** Exercise directions **
Restate the whole listing word for word. Pictures are left out.

** The data **

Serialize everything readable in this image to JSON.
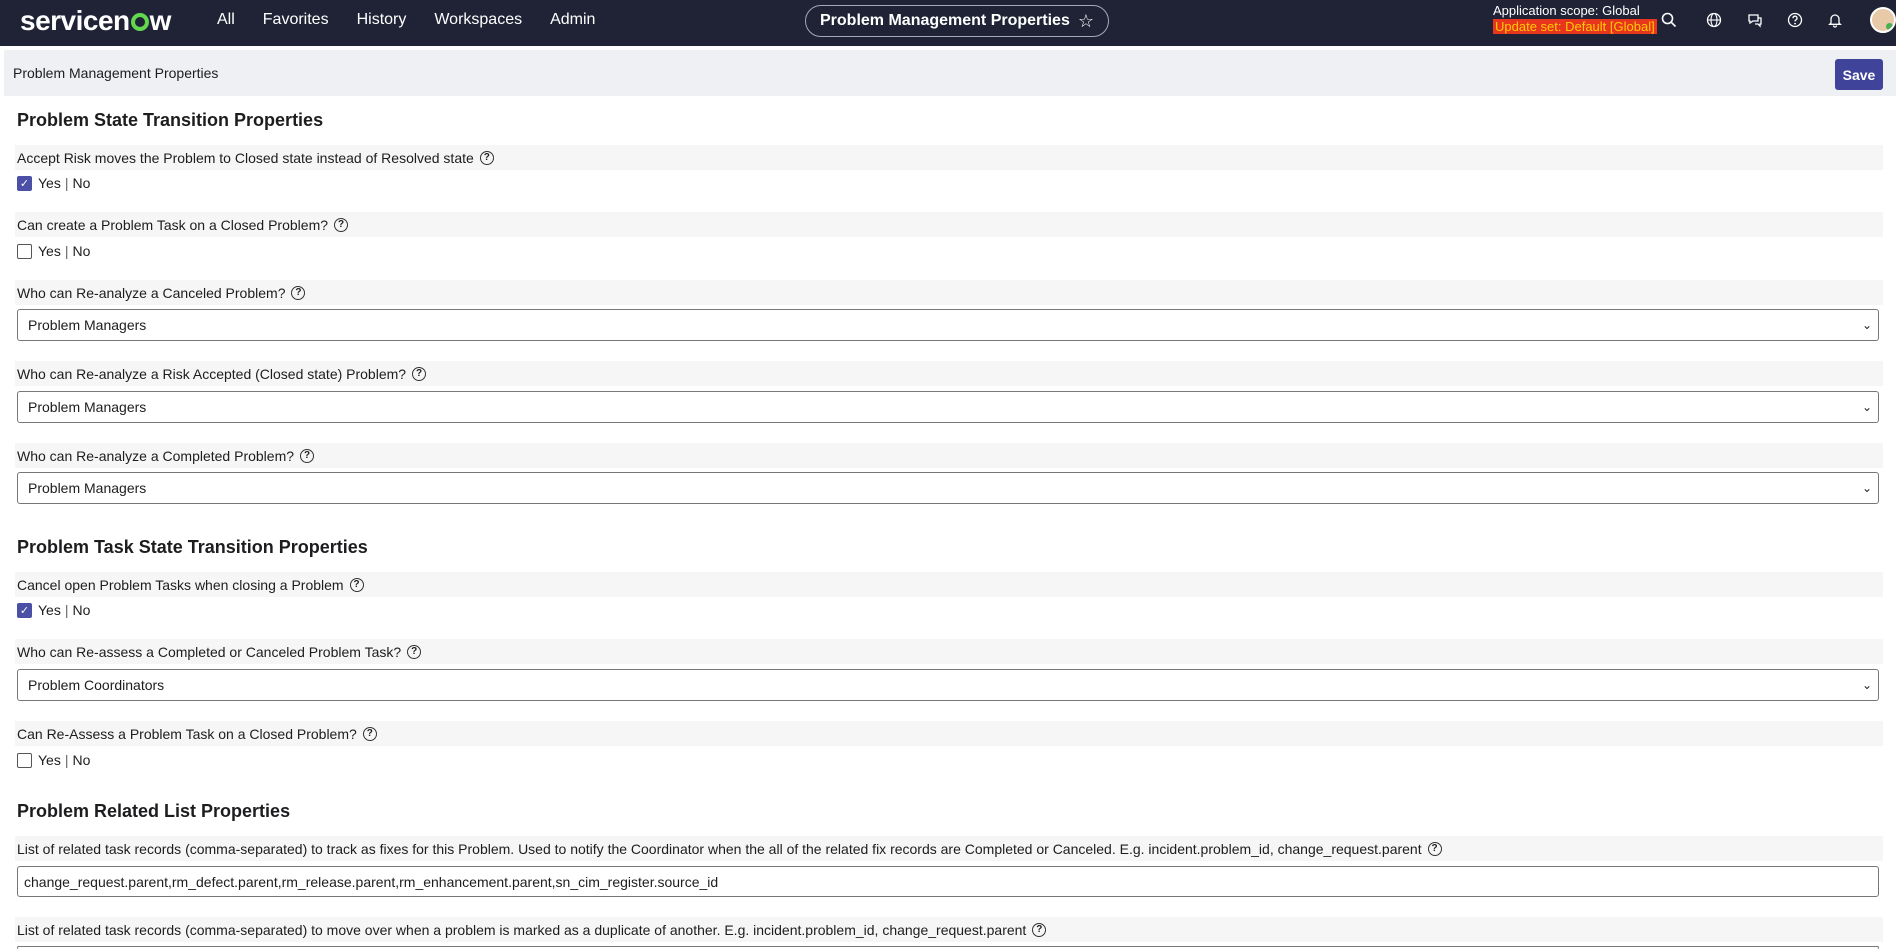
{
  "topbar": {
    "logo_before": "servicen",
    "logo_after": "w",
    "nav": [
      "All",
      "Favorites",
      "History",
      "Workspaces",
      "Admin"
    ],
    "title": "Problem Management Properties",
    "scope_label": "Application scope: Global",
    "update_set": "Update set: Default [Global]"
  },
  "header": {
    "title": "Problem Management Properties",
    "save_label": "Save"
  },
  "sections": [
    {
      "title": "Problem State Transition Properties"
    },
    {
      "title": "Problem Task State Transition Properties"
    },
    {
      "title": "Problem Related List Properties"
    }
  ],
  "yes": "Yes",
  "no": "No",
  "separator": "|",
  "properties": [
    {
      "label": "Accept Risk moves the Problem to Closed state instead of Resolved state",
      "checked": true
    },
    {
      "label": "Can create a Problem Task on a Closed Problem?",
      "checked": false
    },
    {
      "label": "Who can Re-analyze a Canceled Problem?",
      "value": "Problem Managers"
    },
    {
      "label": "Who can Re-analyze a Risk Accepted (Closed state) Problem?",
      "value": "Problem Managers"
    },
    {
      "label": "Who can Re-analyze a Completed Problem?",
      "value": "Problem Managers"
    },
    {
      "label": "Cancel open Problem Tasks when closing a Problem",
      "checked": true
    },
    {
      "label": "Who can Re-assess a Completed or Canceled Problem Task?",
      "value": "Problem Coordinators"
    },
    {
      "label": "Can Re-Assess a Problem Task on a Closed Problem?",
      "checked": false
    },
    {
      "label": "List of related task records (comma-separated) to track as fixes for this Problem. Used to notify the Coordinator when the all of the related fix records are Completed or Canceled. E.g. incident.problem_id, change_request.parent",
      "value": "change_request.parent,rm_defect.parent,rm_release.parent,rm_enhancement.parent,sn_cim_register.source_id"
    },
    {
      "label": "List of related task records (comma-separated) to move over when a problem is marked as a duplicate of another. E.g. incident.problem_id, change_request.parent"
    }
  ],
  "help_glyph": "?",
  "check_glyph": "✓",
  "chevron_glyph": "⌄",
  "colors": {
    "topbar": "#1f2335",
    "accent": "#3f4399",
    "update_set_bg": "#e8351d",
    "update_set_fg": "#ffcc00"
  }
}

** Solution for this task **
Serialize everything readable in this image to JSON.
{
  "topbar": {
    "logo_before": "servicen",
    "logo_after": "w",
    "nav": [
      "All",
      "Favorites",
      "History",
      "Workspaces",
      "Admin"
    ],
    "title": "Problem Management Properties",
    "scope_label": "Application scope: Global",
    "update_set": "Update set: Default [Global]"
  },
  "header": {
    "title": "Problem Management Properties",
    "save_label": "Save"
  },
  "sections": [
    {
      "title": "Problem State Transition Properties"
    },
    {
      "title": "Problem Task State Transition Properties"
    },
    {
      "title": "Problem Related List Properties"
    }
  ],
  "yes": "Yes",
  "no": "No",
  "separator": "|",
  "properties": [
    {
      "label": "Accept Risk moves the Problem to Closed state instead of Resolved state",
      "checked": true
    },
    {
      "label": "Can create a Problem Task on a Closed Problem?",
      "checked": false
    },
    {
      "label": "Who can Re-analyze a Canceled Problem?",
      "value": "Problem Managers"
    },
    {
      "label": "Who can Re-analyze a Risk Accepted (Closed state) Problem?",
      "value": "Problem Managers"
    },
    {
      "label": "Who can Re-analyze a Completed Problem?",
      "value": "Problem Managers"
    },
    {
      "label": "Cancel open Problem Tasks when closing a Problem",
      "checked": true
    },
    {
      "label": "Who can Re-assess a Completed or Canceled Problem Task?",
      "value": "Problem Coordinators"
    },
    {
      "label": "Can Re-Assess a Problem Task on a Closed Problem?",
      "checked": false
    },
    {
      "label": "List of related task records (comma-separated) to track as fixes for this Problem. Used to notify the Coordinator when the all of the related fix records are Completed or Canceled. E.g. incident.problem_id, change_request.parent",
      "value": "change_request.parent,rm_defect.parent,rm_release.parent,rm_enhancement.parent,sn_cim_register.source_id"
    },
    {
      "label": "List of related task records (comma-separated) to move over when a problem is marked as a duplicate of another. E.g. incident.problem_id, change_request.parent"
    }
  ],
  "help_glyph": "?",
  "check_glyph": "✓",
  "chevron_glyph": "⌄",
  "colors": {
    "topbar": "#1f2335",
    "accent": "#3f4399",
    "update_set_bg": "#e8351d",
    "update_set_fg": "#ffcc00"
  }
}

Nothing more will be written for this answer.